● WHAT TO WORK ON: The records below must be transcribed exactly. Do not include the pictures.

** BEGIN **

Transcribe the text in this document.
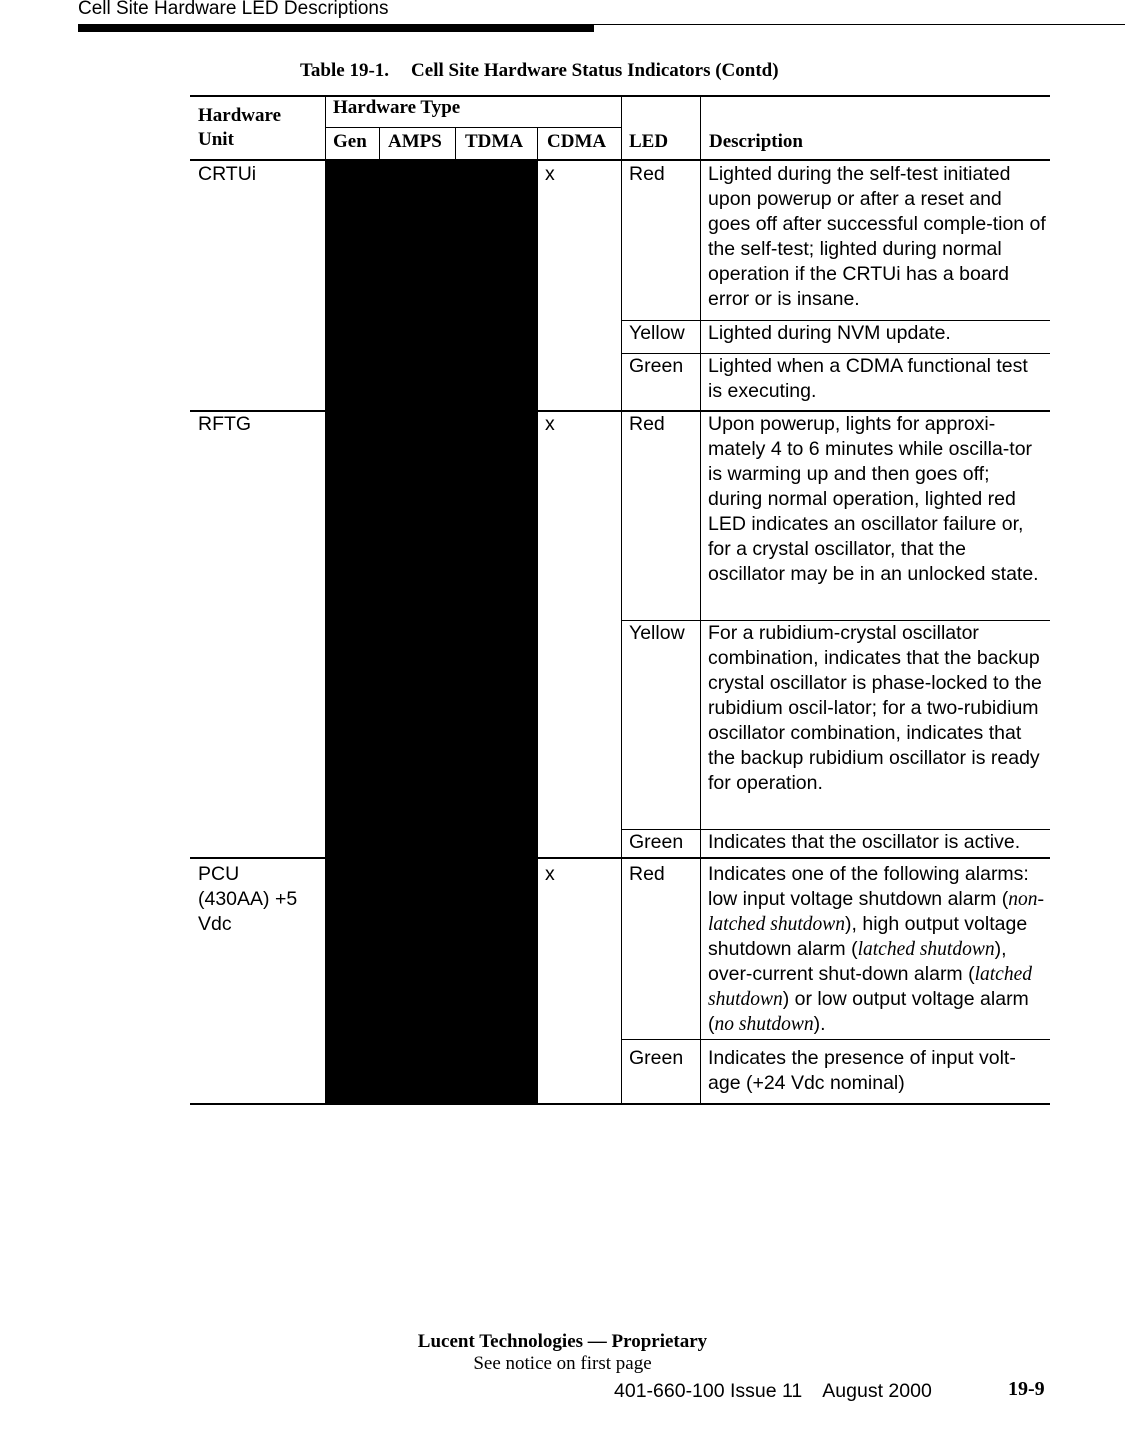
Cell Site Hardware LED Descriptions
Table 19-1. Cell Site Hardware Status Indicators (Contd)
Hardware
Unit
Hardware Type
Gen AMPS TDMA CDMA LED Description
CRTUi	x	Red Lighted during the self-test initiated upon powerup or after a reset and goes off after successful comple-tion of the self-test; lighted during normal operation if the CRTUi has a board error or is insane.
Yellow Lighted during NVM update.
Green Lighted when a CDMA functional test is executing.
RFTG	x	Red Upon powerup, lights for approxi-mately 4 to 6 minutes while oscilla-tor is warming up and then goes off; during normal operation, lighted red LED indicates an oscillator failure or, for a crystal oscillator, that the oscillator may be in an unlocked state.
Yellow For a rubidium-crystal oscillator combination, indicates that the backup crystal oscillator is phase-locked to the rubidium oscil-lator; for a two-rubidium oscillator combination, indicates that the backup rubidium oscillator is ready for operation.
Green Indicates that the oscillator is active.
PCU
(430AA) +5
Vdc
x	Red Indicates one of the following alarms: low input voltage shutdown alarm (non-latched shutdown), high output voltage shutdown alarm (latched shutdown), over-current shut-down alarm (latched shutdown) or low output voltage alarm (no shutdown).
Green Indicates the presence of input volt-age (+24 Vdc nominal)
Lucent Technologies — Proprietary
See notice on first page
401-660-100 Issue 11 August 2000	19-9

** END **

● OUTPUT OF THE TASK:
Transcribe the text in this document.
Cell Site Hardware LED Descriptions
Table 19-1. Cell Site Hardware Status Indicators (Contd)
Hardware
Unit
Hardware Type
Gen AMPS TDMA CDMA LED Description
CRTUi	x	Red Lighted during the self-test initiated upon powerup or after a reset and goes off after successful comple-tion of the self-test; lighted during normal operation if the CRTUi has a board error or is insane.
Yellow Lighted during NVM update.
Green Lighted when a CDMA functional test is executing.
RFTG	x	Red Upon powerup, lights for approxi-mately 4 to 6 minutes while oscilla-tor is warming up and then goes off; during normal operation, lighted red LED indicates an oscillator failure or, for a crystal oscillator, that the oscillator may be in an unlocked state.
Yellow For a rubidium-crystal oscillator combination, indicates that the backup crystal oscillator is phase-locked to the rubidium oscil-lator; for a two-rubidium oscillator combination, indicates that the backup rubidium oscillator is ready for operation.
Green Indicates that the oscillator is active.
PCU
(430AA) +5
Vdc
x	Red Indicates one of the following alarms: low input voltage shutdown alarm (non-latched shutdown), high output voltage shutdown alarm (latched shutdown), over-current shut-down alarm (latched shutdown) or low output voltage alarm (no shutdown).
Green Indicates the presence of input volt-age (+24 Vdc nominal)
Lucent Technologies — Proprietary
See notice on first page
401-660-100 Issue 11 August 2000	19-9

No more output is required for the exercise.